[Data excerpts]
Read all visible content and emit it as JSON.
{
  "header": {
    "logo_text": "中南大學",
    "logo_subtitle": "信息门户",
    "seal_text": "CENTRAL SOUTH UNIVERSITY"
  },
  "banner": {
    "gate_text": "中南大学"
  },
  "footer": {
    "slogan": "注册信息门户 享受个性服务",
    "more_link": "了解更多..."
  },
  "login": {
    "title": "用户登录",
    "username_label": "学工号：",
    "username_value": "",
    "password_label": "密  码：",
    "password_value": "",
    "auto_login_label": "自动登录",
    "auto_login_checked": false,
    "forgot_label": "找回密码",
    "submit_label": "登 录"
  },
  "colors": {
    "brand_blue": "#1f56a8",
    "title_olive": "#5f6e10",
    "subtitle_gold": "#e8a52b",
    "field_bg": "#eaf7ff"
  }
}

> **TASK BRIEF**: Output all of the data above without any alteration.

> **SOLUTION**:
Read all visible content and emit it as JSON.
{
  "header": {
    "logo_text": "中南大學",
    "logo_subtitle": "信息门户",
    "seal_text": "CENTRAL SOUTH UNIVERSITY"
  },
  "banner": {
    "gate_text": "中南大学"
  },
  "footer": {
    "slogan": "注册信息门户 享受个性服务",
    "more_link": "了解更多..."
  },
  "login": {
    "title": "用户登录",
    "username_label": "学工号：",
    "username_value": "",
    "password_label": "密  码：",
    "password_value": "",
    "auto_login_label": "自动登录",
    "auto_login_checked": false,
    "forgot_label": "找回密码",
    "submit_label": "登 录"
  },
  "colors": {
    "brand_blue": "#1f56a8",
    "title_olive": "#5f6e10",
    "subtitle_gold": "#e8a52b",
    "field_bg": "#eaf7ff"
  }
}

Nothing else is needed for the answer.